## [MATERIAL PROVIDED]

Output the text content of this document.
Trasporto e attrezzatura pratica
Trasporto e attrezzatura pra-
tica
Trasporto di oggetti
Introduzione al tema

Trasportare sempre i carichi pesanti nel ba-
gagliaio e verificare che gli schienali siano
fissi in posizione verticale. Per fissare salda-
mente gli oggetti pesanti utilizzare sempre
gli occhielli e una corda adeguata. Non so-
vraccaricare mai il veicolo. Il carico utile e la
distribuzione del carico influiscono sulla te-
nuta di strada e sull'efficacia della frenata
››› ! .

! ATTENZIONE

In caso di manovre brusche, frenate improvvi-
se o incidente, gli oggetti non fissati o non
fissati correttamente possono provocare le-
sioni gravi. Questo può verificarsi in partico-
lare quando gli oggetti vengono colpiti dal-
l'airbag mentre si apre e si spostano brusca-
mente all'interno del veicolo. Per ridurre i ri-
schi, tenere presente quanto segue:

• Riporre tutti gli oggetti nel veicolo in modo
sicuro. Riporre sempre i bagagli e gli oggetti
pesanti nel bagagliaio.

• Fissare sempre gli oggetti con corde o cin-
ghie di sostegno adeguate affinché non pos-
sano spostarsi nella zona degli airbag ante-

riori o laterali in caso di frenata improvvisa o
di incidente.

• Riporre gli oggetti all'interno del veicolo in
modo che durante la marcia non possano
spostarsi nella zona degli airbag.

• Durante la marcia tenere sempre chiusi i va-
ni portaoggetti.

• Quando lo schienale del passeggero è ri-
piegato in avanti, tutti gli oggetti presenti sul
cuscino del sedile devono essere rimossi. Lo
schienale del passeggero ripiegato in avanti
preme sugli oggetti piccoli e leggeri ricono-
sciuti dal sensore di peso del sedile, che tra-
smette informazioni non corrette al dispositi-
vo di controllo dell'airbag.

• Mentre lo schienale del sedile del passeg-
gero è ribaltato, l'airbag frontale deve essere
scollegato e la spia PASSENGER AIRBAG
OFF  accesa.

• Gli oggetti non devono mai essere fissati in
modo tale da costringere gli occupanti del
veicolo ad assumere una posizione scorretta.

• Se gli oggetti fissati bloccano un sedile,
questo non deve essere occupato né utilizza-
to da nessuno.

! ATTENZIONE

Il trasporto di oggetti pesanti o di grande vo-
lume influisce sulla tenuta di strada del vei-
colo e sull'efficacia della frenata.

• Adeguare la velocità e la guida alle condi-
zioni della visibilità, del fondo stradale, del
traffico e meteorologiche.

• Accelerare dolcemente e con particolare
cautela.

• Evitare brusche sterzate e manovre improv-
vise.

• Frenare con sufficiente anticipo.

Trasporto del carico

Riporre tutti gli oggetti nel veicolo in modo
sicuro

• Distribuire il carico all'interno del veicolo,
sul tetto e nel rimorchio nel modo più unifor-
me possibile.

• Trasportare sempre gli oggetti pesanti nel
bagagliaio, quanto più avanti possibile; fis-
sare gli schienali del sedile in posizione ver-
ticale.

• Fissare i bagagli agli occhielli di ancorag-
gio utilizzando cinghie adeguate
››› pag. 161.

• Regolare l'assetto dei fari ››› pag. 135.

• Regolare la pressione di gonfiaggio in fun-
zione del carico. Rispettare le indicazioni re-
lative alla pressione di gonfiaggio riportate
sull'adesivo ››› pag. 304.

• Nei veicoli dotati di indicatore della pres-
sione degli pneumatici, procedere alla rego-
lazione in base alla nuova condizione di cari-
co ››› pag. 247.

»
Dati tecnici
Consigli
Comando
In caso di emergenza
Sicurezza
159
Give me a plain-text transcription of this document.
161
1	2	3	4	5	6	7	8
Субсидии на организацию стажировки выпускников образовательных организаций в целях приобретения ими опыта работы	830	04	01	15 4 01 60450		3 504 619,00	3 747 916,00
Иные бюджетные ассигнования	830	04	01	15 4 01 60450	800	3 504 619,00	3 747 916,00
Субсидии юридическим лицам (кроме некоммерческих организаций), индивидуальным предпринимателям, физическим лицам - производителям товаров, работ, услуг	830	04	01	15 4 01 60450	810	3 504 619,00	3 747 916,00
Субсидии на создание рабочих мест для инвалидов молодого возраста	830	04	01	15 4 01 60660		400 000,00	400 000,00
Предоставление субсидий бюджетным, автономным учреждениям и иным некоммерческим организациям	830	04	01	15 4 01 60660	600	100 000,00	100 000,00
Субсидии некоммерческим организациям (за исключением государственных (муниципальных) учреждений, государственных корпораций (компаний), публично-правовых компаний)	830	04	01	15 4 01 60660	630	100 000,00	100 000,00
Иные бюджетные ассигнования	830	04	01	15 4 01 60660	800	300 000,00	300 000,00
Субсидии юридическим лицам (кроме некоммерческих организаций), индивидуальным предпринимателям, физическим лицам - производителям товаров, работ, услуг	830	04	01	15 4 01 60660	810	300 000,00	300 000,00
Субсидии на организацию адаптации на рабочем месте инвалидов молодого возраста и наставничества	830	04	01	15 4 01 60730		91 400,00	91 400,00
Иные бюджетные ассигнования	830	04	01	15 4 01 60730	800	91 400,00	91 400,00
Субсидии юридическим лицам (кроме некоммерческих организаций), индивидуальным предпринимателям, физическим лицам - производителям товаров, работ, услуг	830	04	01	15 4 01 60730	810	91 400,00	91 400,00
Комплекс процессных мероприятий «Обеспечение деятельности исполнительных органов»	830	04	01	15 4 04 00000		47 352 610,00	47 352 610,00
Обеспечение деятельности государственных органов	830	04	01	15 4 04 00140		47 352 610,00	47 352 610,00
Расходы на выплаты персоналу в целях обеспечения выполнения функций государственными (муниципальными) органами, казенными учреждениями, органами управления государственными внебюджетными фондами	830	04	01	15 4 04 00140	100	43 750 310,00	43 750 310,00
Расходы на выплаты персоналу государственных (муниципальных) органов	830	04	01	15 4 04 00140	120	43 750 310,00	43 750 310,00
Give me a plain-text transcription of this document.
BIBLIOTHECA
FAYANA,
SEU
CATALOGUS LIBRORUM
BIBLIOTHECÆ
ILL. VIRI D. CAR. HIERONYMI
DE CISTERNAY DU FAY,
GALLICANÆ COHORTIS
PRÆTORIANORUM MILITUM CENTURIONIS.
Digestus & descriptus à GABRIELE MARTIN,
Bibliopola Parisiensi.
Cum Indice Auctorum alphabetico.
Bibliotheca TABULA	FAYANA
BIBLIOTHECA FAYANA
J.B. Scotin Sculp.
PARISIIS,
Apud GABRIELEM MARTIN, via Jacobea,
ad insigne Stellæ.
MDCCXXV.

## [BRIEF]
Write out every line exactly as it stands.

## [EXERCISE RESULT]
Output the text content of this document.
Trasporto e attrezzatura pratica
Trasporto e attrezzatura pra-
tica
Trasporto di oggetti
Introduzione al tema

Trasportare sempre i carichi pesanti nel ba-
gagliaio e verificare che gli schienali siano
fissi in posizione verticale. Per fissare salda-
mente gli oggetti pesanti utilizzare sempre
gli occhielli e una corda adeguata. Non so-
vraccaricare mai il veicolo. Il carico utile e la
distribuzione del carico influiscono sulla te-
nuta di strada e sull'efficacia della frenata
››› ! .

! ATTENZIONE

In caso di manovre brusche, frenate improvvi-
se o incidente, gli oggetti non fissati o non
fissati correttamente possono provocare le-
sioni gravi. Questo può verificarsi in partico-
lare quando gli oggetti vengono colpiti dal-
l'airbag mentre si apre e si spostano brusca-
mente all'interno del veicolo. Per ridurre i ri-
schi, tenere presente quanto segue:

• Riporre tutti gli oggetti nel veicolo in modo
sicuro. Riporre sempre i bagagli e gli oggetti
pesanti nel bagagliaio.

• Fissare sempre gli oggetti con corde o cin-
ghie di sostegno adeguate affinché non pos-
sano spostarsi nella zona degli airbag ante-

riori o laterali in caso di frenata improvvisa o
di incidente.

• Riporre gli oggetti all'interno del veicolo in
modo che durante la marcia non possano
spostarsi nella zona degli airbag.

• Durante la marcia tenere sempre chiusi i va-
ni portaoggetti.

• Quando lo schienale del passeggero è ri-
piegato in avanti, tutti gli oggetti presenti sul
cuscino del sedile devono essere rimossi. Lo
schienale del passeggero ripiegato in avanti
preme sugli oggetti piccoli e leggeri ricono-
sciuti dal sensore di peso del sedile, che tra-
smette informazioni non corrette al dispositi-
vo di controllo dell'airbag.

• Mentre lo schienale del sedile del passeg-
gero è ribaltato, l'airbag frontale deve essere
scollegato e la spia PASSENGER AIRBAG
OFF  accesa.

• Gli oggetti non devono mai essere fissati in
modo tale da costringere gli occupanti del
veicolo ad assumere una posizione scorretta.

• Se gli oggetti fissati bloccano un sedile,
questo non deve essere occupato né utilizza-
to da nessuno.

! ATTENZIONE

Il trasporto di oggetti pesanti o di grande vo-
lume influisce sulla tenuta di strada del vei-
colo e sull'efficacia della frenata.

• Adeguare la velocità e la guida alle condi-
zioni della visibilità, del fondo stradale, del
traffico e meteorologiche.

• Accelerare dolcemente e con particolare
cautela.

• Evitare brusche sterzate e manovre improv-
vise.

• Frenare con sufficiente anticipo.

Trasporto del carico

Riporre tutti gli oggetti nel veicolo in modo
sicuro

• Distribuire il carico all'interno del veicolo,
sul tetto e nel rimorchio nel modo più unifor-
me possibile.

• Trasportare sempre gli oggetti pesanti nel
bagagliaio, quanto più avanti possibile; fis-
sare gli schienali del sedile in posizione ver-
ticale.

• Fissare i bagagli agli occhielli di ancorag-
gio utilizzando cinghie adeguate
››› pag. 161.

• Regolare l'assetto dei fari ››› pag. 135.

• Regolare la pressione di gonfiaggio in fun-
zione del carico. Rispettare le indicazioni re-
lative alla pressione di gonfiaggio riportate
sull'adesivo ››› pag. 304.

• Nei veicoli dotati di indicatore della pres-
sione degli pneumatici, procedere alla rego-
lazione in base alla nuova condizione di cari-
co ››› pag. 247.

»
Dati tecnici
Consigli
Comando
In caso di emergenza
Sicurezza
159
Give me a plain-text transcription of this document.
161
1	2	3	4	5	6	7	8
Субсидии на организацию стажировки выпускников образовательных организаций в целях приобретения ими опыта работы	830	04	01	15 4 01 60450		3 504 619,00	3 747 916,00
Иные бюджетные ассигнования	830	04	01	15 4 01 60450	800	3 504 619,00	3 747 916,00
Субсидии юридическим лицам (кроме некоммерческих организаций), индивидуальным предпринимателям, физическим лицам - производителям товаров, работ, услуг	830	04	01	15 4 01 60450	810	3 504 619,00	3 747 916,00
Субсидии на создание рабочих мест для инвалидов молодого возраста	830	04	01	15 4 01 60660		400 000,00	400 000,00
Предоставление субсидий бюджетным, автономным учреждениям и иным некоммерческим организациям	830	04	01	15 4 01 60660	600	100 000,00	100 000,00
Субсидии некоммерческим организациям (за исключением государственных (муниципальных) учреждений, государственных корпораций (компаний), публично-правовых компаний)	830	04	01	15 4 01 60660	630	100 000,00	100 000,00
Иные бюджетные ассигнования	830	04	01	15 4 01 60660	800	300 000,00	300 000,00
Субсидии юридическим лицам (кроме некоммерческих организаций), индивидуальным предпринимателям, физическим лицам - производителям товаров, работ, услуг	830	04	01	15 4 01 60660	810	300 000,00	300 000,00
Субсидии на организацию адаптации на рабочем месте инвалидов молодого возраста и наставничества	830	04	01	15 4 01 60730		91 400,00	91 400,00
Иные бюджетные ассигнования	830	04	01	15 4 01 60730	800	91 400,00	91 400,00
Субсидии юридическим лицам (кроме некоммерческих организаций), индивидуальным предпринимателям, физическим лицам - производителям товаров, работ, услуг	830	04	01	15 4 01 60730	810	91 400,00	91 400,00
Комплекс процессных мероприятий «Обеспечение деятельности исполнительных органов»	830	04	01	15 4 04 00000		47 352 610,00	47 352 610,00
Обеспечение деятельности государственных органов	830	04	01	15 4 04 00140		47 352 610,00	47 352 610,00
Расходы на выплаты персоналу в целях обеспечения выполнения функций государственными (муниципальными) органами, казенными учреждениями, органами управления государственными внебюджетными фондами	830	04	01	15 4 04 00140	100	43 750 310,00	43 750 310,00
Расходы на выплаты персоналу государственных (муниципальных) органов	830	04	01	15 4 04 00140	120	43 750 310,00	43 750 310,00
Give me a plain-text transcription of this document.
BIBLIOTHECA
FAYANA,
SEU
CATALOGUS LIBRORUM
BIBLIOTHECÆ
ILL. VIRI D. CAR. HIERONYMI
DE CISTERNAY DU FAY,
GALLICANÆ COHORTIS
PRÆTORIANORUM MILITUM CENTURIONIS.
Digestus & descriptus à GABRIELE MARTIN,
Bibliopola Parisiensi.
Cum Indice Auctorum alphabetico.
Bibliotheca TABULA	FAYANA
BIBLIOTHECA FAYANA
J.B. Scotin Sculp.
PARISIIS,
Apud GABRIELEM MARTIN, via Jacobea,
ad insigne Stellæ.
MDCCXXV.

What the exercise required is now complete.